→ What the task requires: Collect each line of the entries that holds the string "text".

→ Records to process:
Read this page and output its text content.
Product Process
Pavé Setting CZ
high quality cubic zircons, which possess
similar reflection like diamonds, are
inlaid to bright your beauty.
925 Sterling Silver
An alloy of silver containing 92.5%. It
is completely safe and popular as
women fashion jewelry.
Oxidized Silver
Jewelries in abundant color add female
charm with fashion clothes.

==

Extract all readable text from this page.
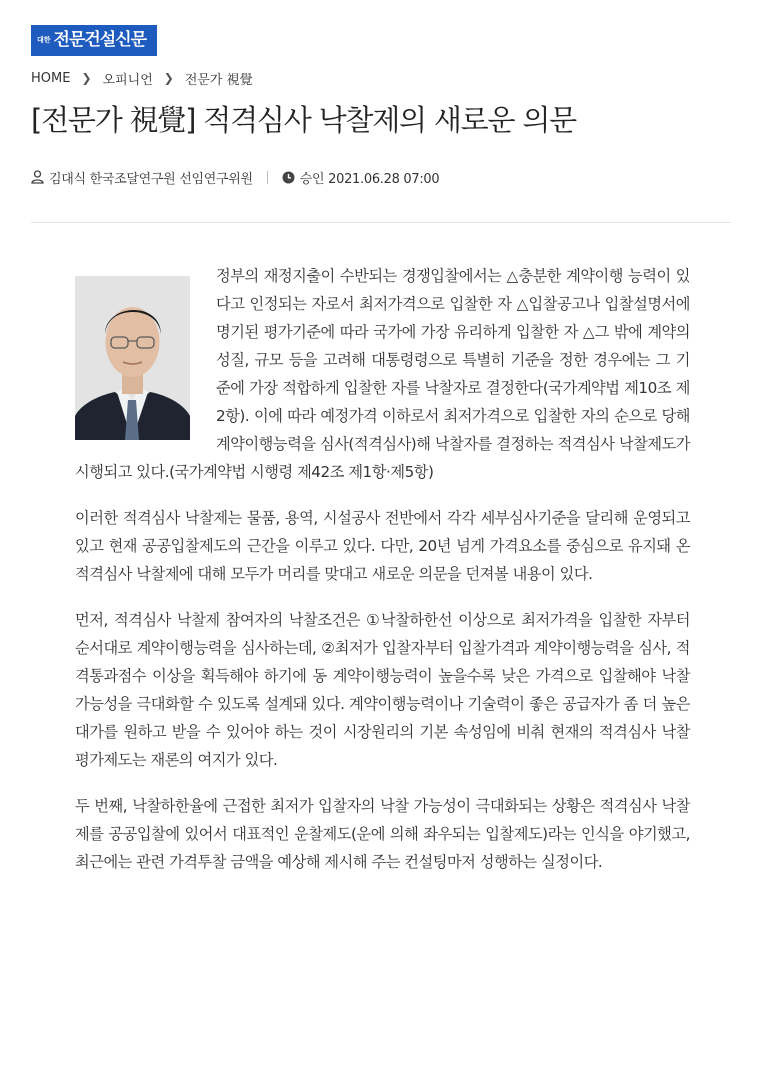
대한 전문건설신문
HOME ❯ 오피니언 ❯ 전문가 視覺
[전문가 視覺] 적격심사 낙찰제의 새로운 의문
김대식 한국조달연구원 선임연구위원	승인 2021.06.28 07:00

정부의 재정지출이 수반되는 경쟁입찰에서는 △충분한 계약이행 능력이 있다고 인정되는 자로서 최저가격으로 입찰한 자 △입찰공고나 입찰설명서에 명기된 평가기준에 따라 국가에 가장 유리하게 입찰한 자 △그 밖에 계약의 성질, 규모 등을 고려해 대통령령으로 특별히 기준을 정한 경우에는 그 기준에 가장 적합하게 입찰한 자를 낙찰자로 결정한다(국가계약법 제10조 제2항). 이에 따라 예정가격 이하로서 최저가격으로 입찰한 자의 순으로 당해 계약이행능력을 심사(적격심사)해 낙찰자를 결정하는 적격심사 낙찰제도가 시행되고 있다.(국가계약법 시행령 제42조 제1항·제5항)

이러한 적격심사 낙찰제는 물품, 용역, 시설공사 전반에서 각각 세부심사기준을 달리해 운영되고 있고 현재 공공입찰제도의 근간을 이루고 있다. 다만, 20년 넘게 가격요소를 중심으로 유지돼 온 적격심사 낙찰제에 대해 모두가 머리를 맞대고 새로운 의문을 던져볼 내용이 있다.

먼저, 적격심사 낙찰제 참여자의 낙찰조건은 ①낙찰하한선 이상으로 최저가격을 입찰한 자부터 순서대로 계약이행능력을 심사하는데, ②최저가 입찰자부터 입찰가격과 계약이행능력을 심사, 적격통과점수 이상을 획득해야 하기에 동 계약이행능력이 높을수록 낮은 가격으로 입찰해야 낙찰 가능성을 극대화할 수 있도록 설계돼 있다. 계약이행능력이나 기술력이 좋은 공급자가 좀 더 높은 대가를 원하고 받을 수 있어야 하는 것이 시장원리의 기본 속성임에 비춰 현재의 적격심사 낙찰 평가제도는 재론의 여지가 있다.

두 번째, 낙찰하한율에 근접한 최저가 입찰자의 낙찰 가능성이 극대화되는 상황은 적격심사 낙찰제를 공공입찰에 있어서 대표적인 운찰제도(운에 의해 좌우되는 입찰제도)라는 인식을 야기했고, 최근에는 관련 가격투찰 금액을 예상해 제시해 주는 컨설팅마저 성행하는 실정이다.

→ Reply to the task:
Read this page and output its text content.
Extract all readable text from this page.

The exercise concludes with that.